**** Data to process

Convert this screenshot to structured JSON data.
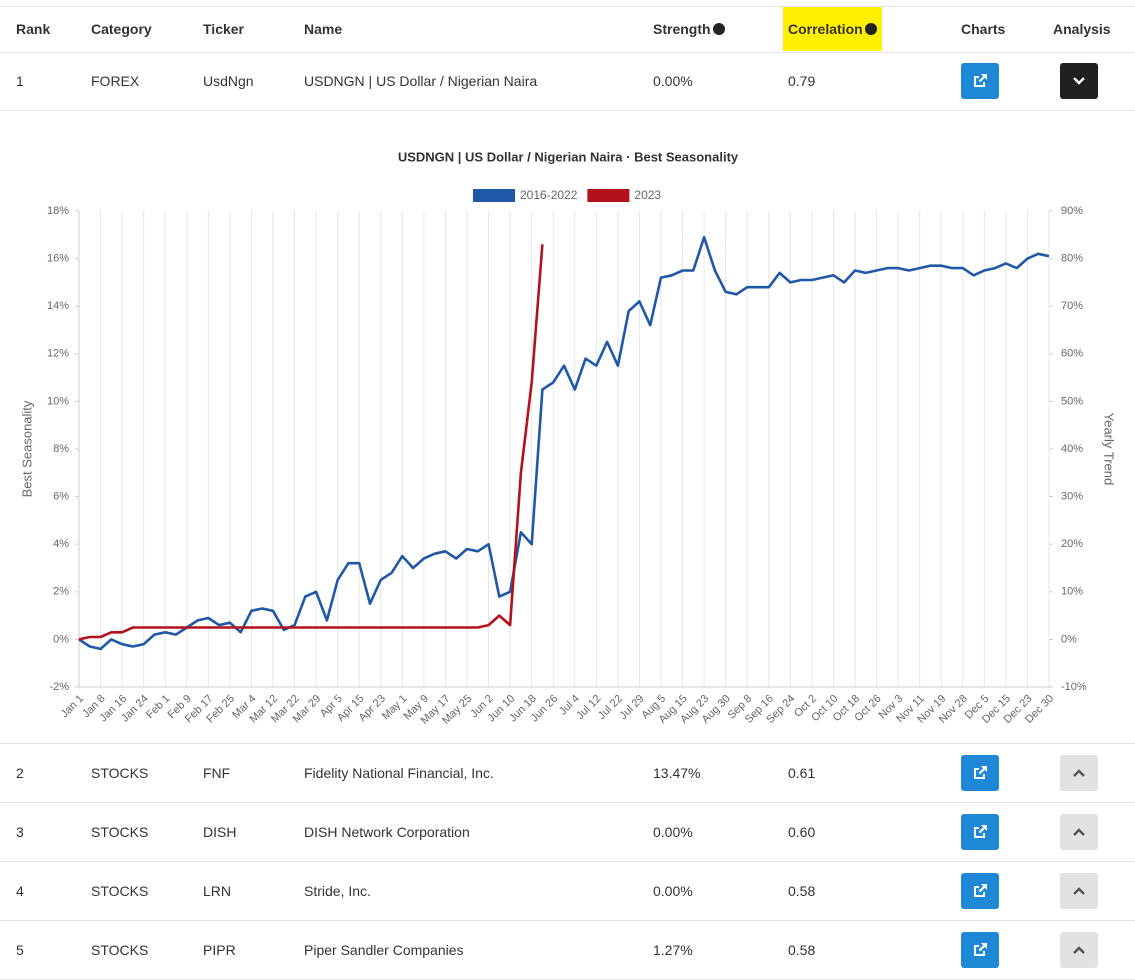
{
  "table": {
    "headers": [
      "Rank",
      "Category",
      "Ticker",
      "Name",
      "Strength",
      "Correlation",
      "Charts",
      "Analysis"
    ],
    "rows": [
      [
        "1",
        "FOREX",
        "UsdNgn",
        "USDNGN | US Dollar / Nigerian Naira",
        "0.00%",
        "0.79"
      ],
      [
        "2",
        "STOCKS",
        "FNF",
        "Fidelity National Financial, Inc.",
        "13.47%",
        "0.61"
      ],
      [
        "3",
        "STOCKS",
        "DISH",
        "DISH Network Corporation",
        "0.00%",
        "0.60"
      ],
      [
        "4",
        "STOCKS",
        "LRN",
        "Stride, Inc.",
        "0.00%",
        "0.58"
      ],
      [
        "5",
        "STOCKS",
        "PIPR",
        "Piper Sandler Companies",
        "1.27%",
        "0.58"
      ]
    ]
  },
  "chart_data": {
    "type": "line",
    "title": "USDNGN | US Dollar / Nigerian Naira · Best Seasonality",
    "ylabel": "Best Seasonality",
    "y2label": "Yearly Trend",
    "categories": [
      "Jan 1",
      null,
      "Jan 8",
      null,
      "Jan 16",
      null,
      "Jan 24",
      null,
      "Feb 1",
      null,
      "Feb 9",
      null,
      "Feb 17",
      null,
      "Feb 25",
      null,
      "Mar 4",
      null,
      "Mar 12",
      null,
      "Mar 22",
      null,
      "Mar 29",
      null,
      "Apr 5",
      null,
      "Apr 15",
      null,
      "Apr 23",
      null,
      "May 1",
      null,
      "May 9",
      null,
      "May 17",
      null,
      "May 25",
      null,
      "Jun 2",
      null,
      "Jun 10",
      null,
      "Jun 18",
      null,
      "Jun 26",
      null,
      "Jul 4",
      null,
      "Jul 12",
      null,
      "Jul 22",
      null,
      "Jul 29",
      null,
      "Aug 5",
      null,
      "Aug 15",
      null,
      "Aug 23",
      null,
      "Aug 30",
      null,
      "Sep 8",
      null,
      "Sep 16",
      null,
      "Sep 24",
      null,
      "Oct 2",
      null,
      "Oct 10",
      null,
      "Oct 18",
      null,
      "Oct 26",
      null,
      "Nov 3",
      null,
      "Nov 11",
      null,
      "Nov 19",
      null,
      "Nov 28",
      null,
      "Dec 5",
      null,
      "Dec 15",
      null,
      "Dec 23",
      null,
      "Dec 30"
    ],
    "series": [
      {
        "name": "2016-2022",
        "color": "#1f58a8",
        "values": [
          0,
          -0.3,
          -0.4,
          0,
          -0.2,
          -0.3,
          -0.2,
          0.2,
          0.3,
          0.2,
          0.5,
          0.8,
          0.9,
          0.6,
          0.7,
          0.3,
          1.2,
          1.3,
          1.2,
          0.4,
          0.6,
          1.8,
          2.0,
          0.8,
          2.5,
          3.2,
          3.2,
          1.5,
          2.5,
          2.8,
          3.5,
          3.0,
          3.4,
          3.6,
          3.7,
          3.4,
          3.8,
          3.7,
          4.0,
          1.8,
          2.0,
          4.5,
          4.0,
          10.5,
          10.8,
          11.5,
          10.5,
          11.8,
          11.5,
          12.5,
          11.5,
          13.8,
          14.2,
          13.2,
          15.2,
          15.3,
          15.5,
          15.5,
          16.9,
          15.5,
          14.6,
          14.5,
          14.8,
          14.8,
          14.8,
          15.4,
          15.0,
          15.1,
          15.1,
          15.2,
          15.3,
          15.0,
          15.5,
          15.4,
          15.5,
          15.6,
          15.6,
          15.5,
          15.6,
          15.7,
          15.7,
          15.6,
          15.6,
          15.3,
          15.5,
          15.6,
          15.8,
          15.6,
          16.0,
          16.2,
          16.1
        ]
      },
      {
        "name": "2023",
        "color": "#b3121c",
        "axis": "y2",
        "values": [
          0,
          0.5,
          0.5,
          1.5,
          1.5,
          2.5,
          2.5,
          2.5,
          2.5,
          2.5,
          2.5,
          2.5,
          2.5,
          2.5,
          2.5,
          2.5,
          2.5,
          2.5,
          2.5,
          2.5,
          2.5,
          2.5,
          2.5,
          2.5,
          2.5,
          2.5,
          2.5,
          2.5,
          2.5,
          2.5,
          2.5,
          2.5,
          2.5,
          2.5,
          2.5,
          2.5,
          2.5,
          2.5,
          3,
          5,
          3,
          35,
          54,
          83,
          null,
          null,
          null,
          null,
          null,
          null,
          null,
          null,
          null,
          null,
          null,
          null,
          null,
          null,
          null,
          null,
          null,
          null,
          null,
          null,
          null,
          null,
          null,
          null,
          null,
          null,
          null,
          null,
          null,
          null,
          null,
          null,
          null,
          null,
          null,
          null,
          null,
          null,
          null,
          null,
          null,
          null,
          null,
          null,
          null,
          null,
          null
        ]
      }
    ],
    "ylim": [
      -2,
      18
    ],
    "yticks": [
      {
        "value": -2,
        "label": "-2%"
      },
      {
        "value": 0,
        "label": "0%"
      },
      {
        "value": 2,
        "label": "2%"
      },
      {
        "value": 4,
        "label": "4%"
      },
      {
        "value": 6,
        "label": "6%"
      },
      {
        "value": 8,
        "label": "8%"
      },
      {
        "value": 10,
        "label": "10%"
      },
      {
        "value": 12,
        "label": "12%"
      },
      {
        "value": 14,
        "label": "14%"
      },
      {
        "value": 16,
        "label": "16%"
      },
      {
        "value": 18,
        "label": "18%"
      }
    ],
    "y2lim": [
      -10,
      90
    ],
    "y2ticks": [
      {
        "value": -10,
        "label": "-10%"
      },
      {
        "value": 0,
        "label": "0%"
      },
      {
        "value": 10,
        "label": "10%"
      },
      {
        "value": 20,
        "label": "20%"
      },
      {
        "value": 30,
        "label": "30%"
      },
      {
        "value": 40,
        "label": "40%"
      },
      {
        "value": 50,
        "label": "50%"
      },
      {
        "value": 60,
        "label": "60%"
      },
      {
        "value": 70,
        "label": "70%"
      },
      {
        "value": 80,
        "label": "80%"
      },
      {
        "value": 90,
        "label": "90%"
      }
    ],
    "xgrid": true,
    "legend": "top"
  }
}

********

## Written exercise
Repeat the material verbatim. Do not carry over any picture.

## The answer
Convert this screenshot to structured JSON data.
{
  "table": {
    "headers": [
      "Rank",
      "Category",
      "Ticker",
      "Name",
      "Strength",
      "Correlation",
      "Charts",
      "Analysis"
    ],
    "rows": [
      [
        "1",
        "FOREX",
        "UsdNgn",
        "USDNGN | US Dollar / Nigerian Naira",
        "0.00%",
        "0.79"
      ],
      [
        "2",
        "STOCKS",
        "FNF",
        "Fidelity National Financial, Inc.",
        "13.47%",
        "0.61"
      ],
      [
        "3",
        "STOCKS",
        "DISH",
        "DISH Network Corporation",
        "0.00%",
        "0.60"
      ],
      [
        "4",
        "STOCKS",
        "LRN",
        "Stride, Inc.",
        "0.00%",
        "0.58"
      ],
      [
        "5",
        "STOCKS",
        "PIPR",
        "Piper Sandler Companies",
        "1.27%",
        "0.58"
      ]
    ]
  },
  "chart_data": {
    "type": "line",
    "title": "USDNGN | US Dollar / Nigerian Naira · Best Seasonality",
    "ylabel": "Best Seasonality",
    "y2label": "Yearly Trend",
    "categories": [
      "Jan 1",
      null,
      "Jan 8",
      null,
      "Jan 16",
      null,
      "Jan 24",
      null,
      "Feb 1",
      null,
      "Feb 9",
      null,
      "Feb 17",
      null,
      "Feb 25",
      null,
      "Mar 4",
      null,
      "Mar 12",
      null,
      "Mar 22",
      null,
      "Mar 29",
      null,
      "Apr 5",
      null,
      "Apr 15",
      null,
      "Apr 23",
      null,
      "May 1",
      null,
      "May 9",
      null,
      "May 17",
      null,
      "May 25",
      null,
      "Jun 2",
      null,
      "Jun 10",
      null,
      "Jun 18",
      null,
      "Jun 26",
      null,
      "Jul 4",
      null,
      "Jul 12",
      null,
      "Jul 22",
      null,
      "Jul 29",
      null,
      "Aug 5",
      null,
      "Aug 15",
      null,
      "Aug 23",
      null,
      "Aug 30",
      null,
      "Sep 8",
      null,
      "Sep 16",
      null,
      "Sep 24",
      null,
      "Oct 2",
      null,
      "Oct 10",
      null,
      "Oct 18",
      null,
      "Oct 26",
      null,
      "Nov 3",
      null,
      "Nov 11",
      null,
      "Nov 19",
      null,
      "Nov 28",
      null,
      "Dec 5",
      null,
      "Dec 15",
      null,
      "Dec 23",
      null,
      "Dec 30"
    ],
    "series": [
      {
        "name": "2016-2022",
        "color": "#1f58a8",
        "values": [
          0,
          -0.3,
          -0.4,
          0,
          -0.2,
          -0.3,
          -0.2,
          0.2,
          0.3,
          0.2,
          0.5,
          0.8,
          0.9,
          0.6,
          0.7,
          0.3,
          1.2,
          1.3,
          1.2,
          0.4,
          0.6,
          1.8,
          2.0,
          0.8,
          2.5,
          3.2,
          3.2,
          1.5,
          2.5,
          2.8,
          3.5,
          3.0,
          3.4,
          3.6,
          3.7,
          3.4,
          3.8,
          3.7,
          4.0,
          1.8,
          2.0,
          4.5,
          4.0,
          10.5,
          10.8,
          11.5,
          10.5,
          11.8,
          11.5,
          12.5,
          11.5,
          13.8,
          14.2,
          13.2,
          15.2,
          15.3,
          15.5,
          15.5,
          16.9,
          15.5,
          14.6,
          14.5,
          14.8,
          14.8,
          14.8,
          15.4,
          15.0,
          15.1,
          15.1,
          15.2,
          15.3,
          15.0,
          15.5,
          15.4,
          15.5,
          15.6,
          15.6,
          15.5,
          15.6,
          15.7,
          15.7,
          15.6,
          15.6,
          15.3,
          15.5,
          15.6,
          15.8,
          15.6,
          16.0,
          16.2,
          16.1
        ]
      },
      {
        "name": "2023",
        "color": "#b3121c",
        "axis": "y2",
        "values": [
          0,
          0.5,
          0.5,
          1.5,
          1.5,
          2.5,
          2.5,
          2.5,
          2.5,
          2.5,
          2.5,
          2.5,
          2.5,
          2.5,
          2.5,
          2.5,
          2.5,
          2.5,
          2.5,
          2.5,
          2.5,
          2.5,
          2.5,
          2.5,
          2.5,
          2.5,
          2.5,
          2.5,
          2.5,
          2.5,
          2.5,
          2.5,
          2.5,
          2.5,
          2.5,
          2.5,
          2.5,
          2.5,
          3,
          5,
          3,
          35,
          54,
          83,
          null,
          null,
          null,
          null,
          null,
          null,
          null,
          null,
          null,
          null,
          null,
          null,
          null,
          null,
          null,
          null,
          null,
          null,
          null,
          null,
          null,
          null,
          null,
          null,
          null,
          null,
          null,
          null,
          null,
          null,
          null,
          null,
          null,
          null,
          null,
          null,
          null,
          null,
          null,
          null,
          null,
          null,
          null,
          null,
          null,
          null,
          null
        ]
      }
    ],
    "ylim": [
      -2,
      18
    ],
    "yticks": [
      {
        "value": -2,
        "label": "-2%"
      },
      {
        "value": 0,
        "label": "0%"
      },
      {
        "value": 2,
        "label": "2%"
      },
      {
        "value": 4,
        "label": "4%"
      },
      {
        "value": 6,
        "label": "6%"
      },
      {
        "value": 8,
        "label": "8%"
      },
      {
        "value": 10,
        "label": "10%"
      },
      {
        "value": 12,
        "label": "12%"
      },
      {
        "value": 14,
        "label": "14%"
      },
      {
        "value": 16,
        "label": "16%"
      },
      {
        "value": 18,
        "label": "18%"
      }
    ],
    "y2lim": [
      -10,
      90
    ],
    "y2ticks": [
      {
        "value": -10,
        "label": "-10%"
      },
      {
        "value": 0,
        "label": "0%"
      },
      {
        "value": 10,
        "label": "10%"
      },
      {
        "value": 20,
        "label": "20%"
      },
      {
        "value": 30,
        "label": "30%"
      },
      {
        "value": 40,
        "label": "40%"
      },
      {
        "value": 50,
        "label": "50%"
      },
      {
        "value": 60,
        "label": "60%"
      },
      {
        "value": 70,
        "label": "70%"
      },
      {
        "value": 80,
        "label": "80%"
      },
      {
        "value": 90,
        "label": "90%"
      }
    ],
    "xgrid": true,
    "legend": "top"
  }
}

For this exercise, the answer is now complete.